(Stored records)
--- Start ---
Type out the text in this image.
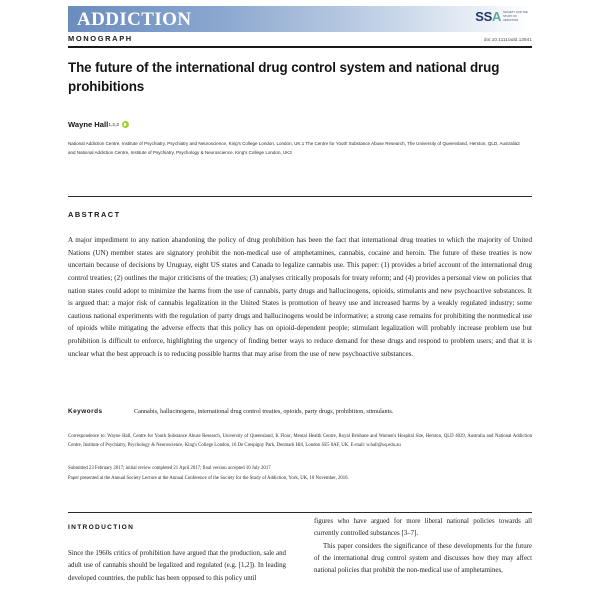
ADDICTION	SSA SOCIETY FOR THE
STUDY OF
ADDICTION
MONOGRAPH	doi:10.1111/add.13941
The future of the international drug control system and national drug prohibitions
Wayne Hall 1,2,3
National Addiction Centre, Institute of Psychiatry, Psychiatry and Neuroscience, King's College London, London, UK,1 The Centre for Youth Substance Abuse Research, The University of Queensland, Herston, QLD, Australia2 and National Addiction Centre, Institute of Psychiatry, Psychology & Neuroscience, King's College London, UK3
ABSTRACT
A major impediment to any nation abandoning the policy of drug prohibition has been the fact that international drug treaties to which the majority of United Nations (UN) member states are signatory prohibit the non-medical use of amphetamines, cannabis, cocaine and heroin. The future of these treaties is now uncertain because of decisions by Uruguay, eight US states and Canada to legalize cannabis use. This paper: (1) provides a brief account of the international drug control treaties; (2) outlines the major criticisms of the treaties; (3) analyses critically proposals for treaty reform; and (4) provides a personal view on policies that nation states could adopt to minimize the harms from the use of cannabis, party drugs and hallucinogens, opioids, stimulants and new psychoactive substances. It is argued that: a major risk of cannabis legalization in the United States is promotion of heavy use and increased harms by a weakly regulated industry; some cautious national experiments with the regulation of party drugs and hallucinogens would be informative; a strong case remains for prohibiting the nonmedical use of opioids while mitigating the adverse effects that this policy has on opioid-dependent people; stimulant legalization will probably increase problem use but prohibition is difficult to enforce, highlighting the urgency of finding better ways to reduce demand for these drugs and respond to problem users; and that it is unclear what the best approach is to reducing possible harms that may arise from the use of new psychoactive substances.
Keywords	Cannabis, hallucinogens, international drug control treaties, opioids, party drugs, prohibition, stimulants.
Correspondence to: Wayne Hall, Centre for Youth Substance Abuse Research, University of Queensland, K Floor, Mental Health Centre, Royal Brisbane and Women's Hospital Site, Herston, QLD 4029, Australia and National Addiction Centre, Institute of Psychiatry, Psychology & Neuroscience, King's College London, 16 De Crespigny Park, Denmark Hill, London SE5 8AF, UK. E-mail: w.hall@uq.edu.au
Submitted 23 February 2017; initial review completed 21 April 2017; final version accepted 10 July 2017
Paper presented at the Annual Society Lecture at the Annual Conference of the Society for the Study of Addiction, York, UK, 10 November, 2016.
INTRODUCTION

Since the 1960s critics of prohibition have argued that the production, sale and adult use of cannabis should be legalized and regulated (e.g. [1,2]). In leading developed countries, the public has been opposed to this policy until

figures who have argued for more liberal national policies towards all currently controlled substances [3–7].

This paper considers the significance of these developments for the future of the international drug control system and discusses how they may affect national policies that prohibit the non-medical use of amphetamines,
--- End ---
All the lines above are to be given again exactly as they read, with the pictures removed.

### ANSWER TO THIS PROBLEM
Type out the text in this image.
ADDICTION	SSA SOCIETY FOR THE
STUDY OF
ADDICTION
MONOGRAPH	doi:10.1111/add.13941
The future of the international drug control system and national drug prohibitions
Wayne Hall 1,2,3
National Addiction Centre, Institute of Psychiatry, Psychiatry and Neuroscience, King's College London, London, UK,1 The Centre for Youth Substance Abuse Research, The University of Queensland, Herston, QLD, Australia2 and National Addiction Centre, Institute of Psychiatry, Psychology & Neuroscience, King's College London, UK3
ABSTRACT
A major impediment to any nation abandoning the policy of drug prohibition has been the fact that international drug treaties to which the majority of United Nations (UN) member states are signatory prohibit the non-medical use of amphetamines, cannabis, cocaine and heroin. The future of these treaties is now uncertain because of decisions by Uruguay, eight US states and Canada to legalize cannabis use. This paper: (1) provides a brief account of the international drug control treaties; (2) outlines the major criticisms of the treaties; (3) analyses critically proposals for treaty reform; and (4) provides a personal view on policies that nation states could adopt to minimize the harms from the use of cannabis, party drugs and hallucinogens, opioids, stimulants and new psychoactive substances. It is argued that: a major risk of cannabis legalization in the United States is promotion of heavy use and increased harms by a weakly regulated industry; some cautious national experiments with the regulation of party drugs and hallucinogens would be informative; a strong case remains for prohibiting the nonmedical use of opioids while mitigating the adverse effects that this policy has on opioid-dependent people; stimulant legalization will probably increase problem use but prohibition is difficult to enforce, highlighting the urgency of finding better ways to reduce demand for these drugs and respond to problem users; and that it is unclear what the best approach is to reducing possible harms that may arise from the use of new psychoactive substances.
Keywords	Cannabis, hallucinogens, international drug control treaties, opioids, party drugs, prohibition, stimulants.
Correspondence to: Wayne Hall, Centre for Youth Substance Abuse Research, University of Queensland, K Floor, Mental Health Centre, Royal Brisbane and Women's Hospital Site, Herston, QLD 4029, Australia and National Addiction Centre, Institute of Psychiatry, Psychology & Neuroscience, King's College London, 16 De Crespigny Park, Denmark Hill, London SE5 8AF, UK. E-mail: w.hall@uq.edu.au
Submitted 23 February 2017; initial review completed 21 April 2017; final version accepted 10 July 2017
Paper presented at the Annual Society Lecture at the Annual Conference of the Society for the Study of Addiction, York, UK, 10 November, 2016.
INTRODUCTION

Since the 1960s critics of prohibition have argued that the production, sale and adult use of cannabis should be legalized and regulated (e.g. [1,2]). In leading developed countries, the public has been opposed to this policy until

figures who have argued for more liberal national policies towards all currently controlled substances [3–7].

This paper considers the significance of these developments for the future of the international drug control system and discusses how they may affect national policies that prohibit the non-medical use of amphetamines,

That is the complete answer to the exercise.